> [Task data]
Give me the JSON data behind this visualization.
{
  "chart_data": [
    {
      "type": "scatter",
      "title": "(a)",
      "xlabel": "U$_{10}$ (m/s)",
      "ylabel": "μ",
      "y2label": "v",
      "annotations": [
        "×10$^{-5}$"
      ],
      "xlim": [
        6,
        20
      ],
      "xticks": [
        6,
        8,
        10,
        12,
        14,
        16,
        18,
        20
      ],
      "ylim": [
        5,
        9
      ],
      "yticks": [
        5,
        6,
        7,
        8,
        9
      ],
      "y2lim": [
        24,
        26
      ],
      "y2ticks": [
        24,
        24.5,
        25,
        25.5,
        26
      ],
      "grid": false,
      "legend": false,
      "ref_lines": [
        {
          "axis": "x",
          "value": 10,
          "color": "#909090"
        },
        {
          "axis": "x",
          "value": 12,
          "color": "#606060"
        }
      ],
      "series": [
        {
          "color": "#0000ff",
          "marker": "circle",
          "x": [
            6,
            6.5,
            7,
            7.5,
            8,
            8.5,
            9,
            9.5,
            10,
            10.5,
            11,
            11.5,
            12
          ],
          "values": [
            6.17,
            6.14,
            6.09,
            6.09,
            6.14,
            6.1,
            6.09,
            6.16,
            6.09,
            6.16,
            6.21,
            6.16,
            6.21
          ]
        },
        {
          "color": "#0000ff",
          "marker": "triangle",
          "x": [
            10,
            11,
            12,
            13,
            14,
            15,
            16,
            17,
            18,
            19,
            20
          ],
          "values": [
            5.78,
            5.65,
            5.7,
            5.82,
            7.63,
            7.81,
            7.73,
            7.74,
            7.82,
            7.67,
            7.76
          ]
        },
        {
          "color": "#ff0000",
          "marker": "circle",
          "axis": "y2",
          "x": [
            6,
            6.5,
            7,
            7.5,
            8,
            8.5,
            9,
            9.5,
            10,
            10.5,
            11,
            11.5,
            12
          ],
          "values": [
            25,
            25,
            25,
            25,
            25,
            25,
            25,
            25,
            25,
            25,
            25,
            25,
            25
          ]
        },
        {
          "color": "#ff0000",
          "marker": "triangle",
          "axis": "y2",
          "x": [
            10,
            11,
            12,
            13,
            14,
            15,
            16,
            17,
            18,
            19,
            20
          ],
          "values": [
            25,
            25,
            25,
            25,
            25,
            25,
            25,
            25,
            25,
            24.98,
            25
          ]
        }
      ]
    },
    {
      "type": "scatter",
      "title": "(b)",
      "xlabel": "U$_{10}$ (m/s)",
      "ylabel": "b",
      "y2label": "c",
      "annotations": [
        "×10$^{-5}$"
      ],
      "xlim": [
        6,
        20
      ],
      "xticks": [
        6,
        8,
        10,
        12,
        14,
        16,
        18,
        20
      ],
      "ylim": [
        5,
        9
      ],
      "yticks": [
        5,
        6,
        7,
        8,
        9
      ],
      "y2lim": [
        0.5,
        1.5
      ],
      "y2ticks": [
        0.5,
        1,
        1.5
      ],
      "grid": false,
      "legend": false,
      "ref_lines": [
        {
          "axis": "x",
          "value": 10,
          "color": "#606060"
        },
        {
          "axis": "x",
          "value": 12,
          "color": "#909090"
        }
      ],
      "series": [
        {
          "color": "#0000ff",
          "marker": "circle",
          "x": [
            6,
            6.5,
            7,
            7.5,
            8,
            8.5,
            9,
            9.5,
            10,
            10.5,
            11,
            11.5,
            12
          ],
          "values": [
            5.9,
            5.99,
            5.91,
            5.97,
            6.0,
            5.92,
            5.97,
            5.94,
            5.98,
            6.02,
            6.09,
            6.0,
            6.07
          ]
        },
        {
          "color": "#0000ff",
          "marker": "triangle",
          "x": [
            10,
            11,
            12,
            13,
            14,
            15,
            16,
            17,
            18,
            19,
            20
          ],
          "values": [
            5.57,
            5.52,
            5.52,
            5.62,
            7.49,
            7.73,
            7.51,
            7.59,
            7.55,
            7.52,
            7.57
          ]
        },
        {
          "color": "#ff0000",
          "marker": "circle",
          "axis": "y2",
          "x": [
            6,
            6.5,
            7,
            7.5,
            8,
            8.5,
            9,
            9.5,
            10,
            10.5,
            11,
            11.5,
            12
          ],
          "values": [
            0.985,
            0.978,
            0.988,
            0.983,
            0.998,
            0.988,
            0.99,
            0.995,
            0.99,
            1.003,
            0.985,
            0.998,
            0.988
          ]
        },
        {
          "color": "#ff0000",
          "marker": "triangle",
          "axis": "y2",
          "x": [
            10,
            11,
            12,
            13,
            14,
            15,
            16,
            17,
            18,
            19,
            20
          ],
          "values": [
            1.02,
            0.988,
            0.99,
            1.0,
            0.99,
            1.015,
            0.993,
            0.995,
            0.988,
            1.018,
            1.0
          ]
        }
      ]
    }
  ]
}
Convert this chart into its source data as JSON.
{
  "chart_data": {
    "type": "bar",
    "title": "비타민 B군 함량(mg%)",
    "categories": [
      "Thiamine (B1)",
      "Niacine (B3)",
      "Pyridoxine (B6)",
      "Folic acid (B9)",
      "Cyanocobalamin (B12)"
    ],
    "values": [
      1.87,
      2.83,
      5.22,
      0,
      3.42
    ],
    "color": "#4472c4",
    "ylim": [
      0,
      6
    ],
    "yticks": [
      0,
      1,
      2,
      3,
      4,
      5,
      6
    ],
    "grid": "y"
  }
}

> [Aim of the task] Write down the full listing again, exactly.

> [Final result]
Give me the JSON data behind this visualization.
{
  "chart_data": [
    {
      "type": "scatter",
      "title": "(a)",
      "xlabel": "U$_{10}$ (m/s)",
      "ylabel": "μ",
      "y2label": "v",
      "annotations": [
        "×10$^{-5}$"
      ],
      "xlim": [
        6,
        20
      ],
      "xticks": [
        6,
        8,
        10,
        12,
        14,
        16,
        18,
        20
      ],
      "ylim": [
        5,
        9
      ],
      "yticks": [
        5,
        6,
        7,
        8,
        9
      ],
      "y2lim": [
        24,
        26
      ],
      "y2ticks": [
        24,
        24.5,
        25,
        25.5,
        26
      ],
      "grid": false,
      "legend": false,
      "ref_lines": [
        {
          "axis": "x",
          "value": 10,
          "color": "#909090"
        },
        {
          "axis": "x",
          "value": 12,
          "color": "#606060"
        }
      ],
      "series": [
        {
          "color": "#0000ff",
          "marker": "circle",
          "x": [
            6,
            6.5,
            7,
            7.5,
            8,
            8.5,
            9,
            9.5,
            10,
            10.5,
            11,
            11.5,
            12
          ],
          "values": [
            6.17,
            6.14,
            6.09,
            6.09,
            6.14,
            6.1,
            6.09,
            6.16,
            6.09,
            6.16,
            6.21,
            6.16,
            6.21
          ]
        },
        {
          "color": "#0000ff",
          "marker": "triangle",
          "x": [
            10,
            11,
            12,
            13,
            14,
            15,
            16,
            17,
            18,
            19,
            20
          ],
          "values": [
            5.78,
            5.65,
            5.7,
            5.82,
            7.63,
            7.81,
            7.73,
            7.74,
            7.82,
            7.67,
            7.76
          ]
        },
        {
          "color": "#ff0000",
          "marker": "circle",
          "axis": "y2",
          "x": [
            6,
            6.5,
            7,
            7.5,
            8,
            8.5,
            9,
            9.5,
            10,
            10.5,
            11,
            11.5,
            12
          ],
          "values": [
            25,
            25,
            25,
            25,
            25,
            25,
            25,
            25,
            25,
            25,
            25,
            25,
            25
          ]
        },
        {
          "color": "#ff0000",
          "marker": "triangle",
          "axis": "y2",
          "x": [
            10,
            11,
            12,
            13,
            14,
            15,
            16,
            17,
            18,
            19,
            20
          ],
          "values": [
            25,
            25,
            25,
            25,
            25,
            25,
            25,
            25,
            25,
            24.98,
            25
          ]
        }
      ]
    },
    {
      "type": "scatter",
      "title": "(b)",
      "xlabel": "U$_{10}$ (m/s)",
      "ylabel": "b",
      "y2label": "c",
      "annotations": [
        "×10$^{-5}$"
      ],
      "xlim": [
        6,
        20
      ],
      "xticks": [
        6,
        8,
        10,
        12,
        14,
        16,
        18,
        20
      ],
      "ylim": [
        5,
        9
      ],
      "yticks": [
        5,
        6,
        7,
        8,
        9
      ],
      "y2lim": [
        0.5,
        1.5
      ],
      "y2ticks": [
        0.5,
        1,
        1.5
      ],
      "grid": false,
      "legend": false,
      "ref_lines": [
        {
          "axis": "x",
          "value": 10,
          "color": "#606060"
        },
        {
          "axis": "x",
          "value": 12,
          "color": "#909090"
        }
      ],
      "series": [
        {
          "color": "#0000ff",
          "marker": "circle",
          "x": [
            6,
            6.5,
            7,
            7.5,
            8,
            8.5,
            9,
            9.5,
            10,
            10.5,
            11,
            11.5,
            12
          ],
          "values": [
            5.9,
            5.99,
            5.91,
            5.97,
            6.0,
            5.92,
            5.97,
            5.94,
            5.98,
            6.02,
            6.09,
            6.0,
            6.07
          ]
        },
        {
          "color": "#0000ff",
          "marker": "triangle",
          "x": [
            10,
            11,
            12,
            13,
            14,
            15,
            16,
            17,
            18,
            19,
            20
          ],
          "values": [
            5.57,
            5.52,
            5.52,
            5.62,
            7.49,
            7.73,
            7.51,
            7.59,
            7.55,
            7.52,
            7.57
          ]
        },
        {
          "color": "#ff0000",
          "marker": "circle",
          "axis": "y2",
          "x": [
            6,
            6.5,
            7,
            7.5,
            8,
            8.5,
            9,
            9.5,
            10,
            10.5,
            11,
            11.5,
            12
          ],
          "values": [
            0.985,
            0.978,
            0.988,
            0.983,
            0.998,
            0.988,
            0.99,
            0.995,
            0.99,
            1.003,
            0.985,
            0.998,
            0.988
          ]
        },
        {
          "color": "#ff0000",
          "marker": "triangle",
          "axis": "y2",
          "x": [
            10,
            11,
            12,
            13,
            14,
            15,
            16,
            17,
            18,
            19,
            20
          ],
          "values": [
            1.02,
            0.988,
            0.99,
            1.0,
            0.99,
            1.015,
            0.993,
            0.995,
            0.988,
            1.018,
            1.0
          ]
        }
      ]
    }
  ]
}
Convert this chart into its source data as JSON.
{
  "chart_data": {
    "type": "bar",
    "title": "비타민 B군 함량(mg%)",
    "categories": [
      "Thiamine (B1)",
      "Niacine (B3)",
      "Pyridoxine (B6)",
      "Folic acid (B9)",
      "Cyanocobalamin (B12)"
    ],
    "values": [
      1.87,
      2.83,
      5.22,
      0,
      3.42
    ],
    "color": "#4472c4",
    "ylim": [
      0,
      6
    ],
    "yticks": [
      0,
      1,
      2,
      3,
      4,
      5,
      6
    ],
    "grid": "y"
  }
}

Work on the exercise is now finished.